We have plenty of resources on helping you establish these, including a free personas guide with templates. It seems tedious, but it's very important to have this insight to do the best targeting possible with automation. When you have these personas, you can start segmenting your leads by the properties attributed to each one and give your business the best opportunity to engage.

Sync with your sales team.

If you aren't already on the same page, get ready to strike up a strong working friendship with your sales team — because you're going to need it. This goes for every aspect of marketing and not just automation, but it's important to mention here, as you're likely using these types of campaigns to drive your prospects to sales.

You need to know the ins and outs of their process to best support them, and you can also use their knowledge and conversations to target content to a wider pool of potential customers. To begin, ask these questions:

  • What questions do prospects ask about the industry?
  • What questions do prospects ask about our company?
  • What is their typical pain point in trying to grow their business?
  • What resources tee up the most productive conversations?
  • What area do they need most help on?

Once you have this information, conduct a content audit and make sure the offers answer the questions your leads are asking, and then you can analyze what content your contacts are downloading most often and decide what they need next.

If you know the questions your leads are going to ask, you can be proactive and answer their queries rather than hoping they see value in a free consultation after the 35th email sent out to them.

* [EXERCISE SET]
1. Copy the marketing automation passage word for word from "We have plenty" to "your sales team.".
2. According to the marketing automation passage, what comes with the free personas guide?
The lines after this are separate material, not part of the marketing automation passage.

* [DATA SECTION]
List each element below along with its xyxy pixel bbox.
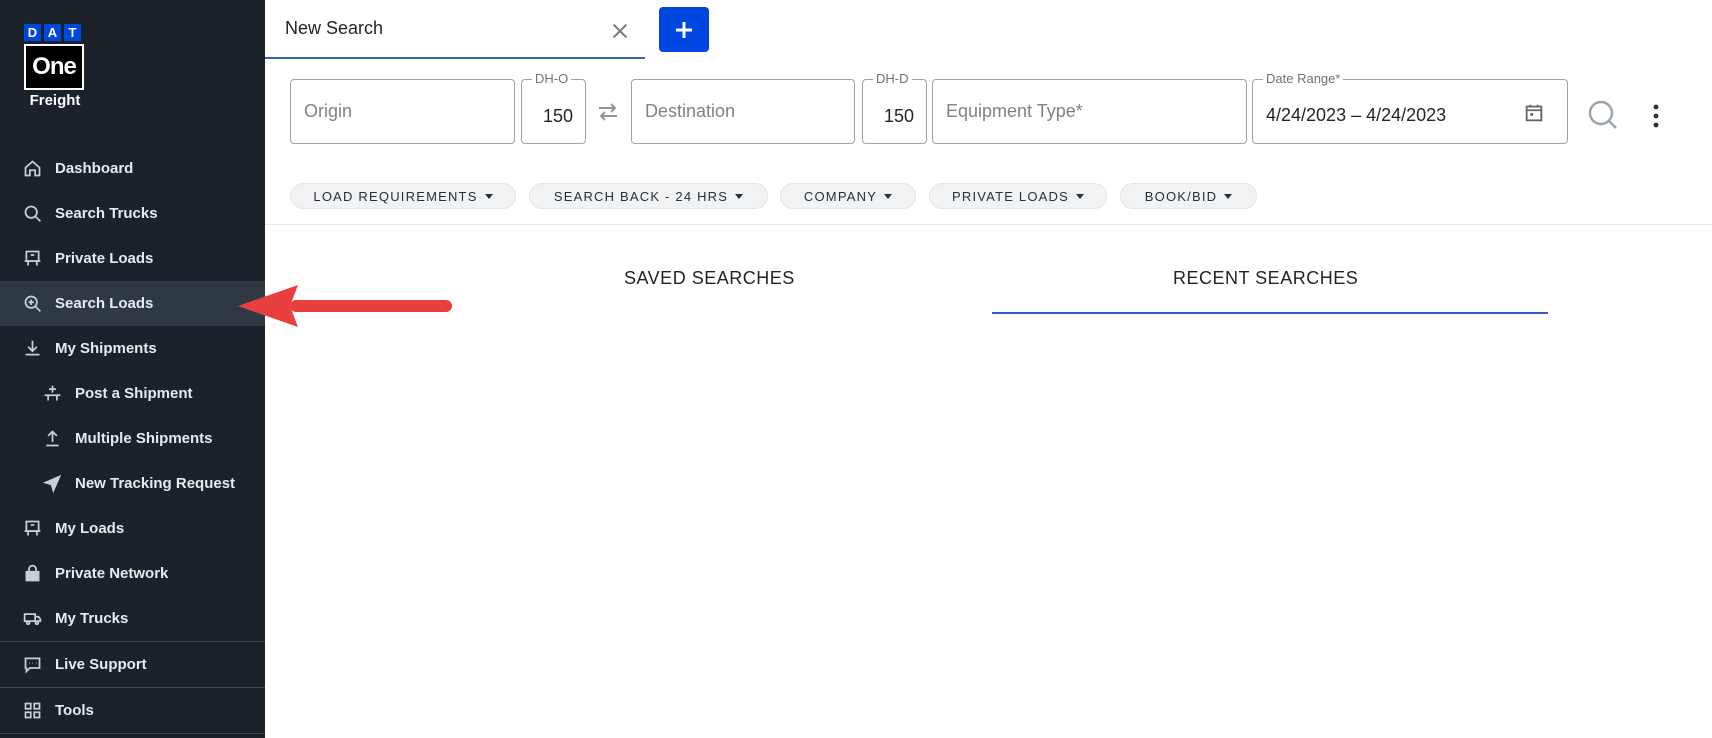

* [PER-TASK ANSWERS]
1.
We have plenty of resources on helping you establish these, including a free personas guide with templates. It seems tedious, but it's very important to have this insight to do the best targeting possible with automation. When you have these personas, you can start segmenting your leads by the properties attributed to each one and give your business the best opportunity to engage.

Sync with your sales team.

2. Templates.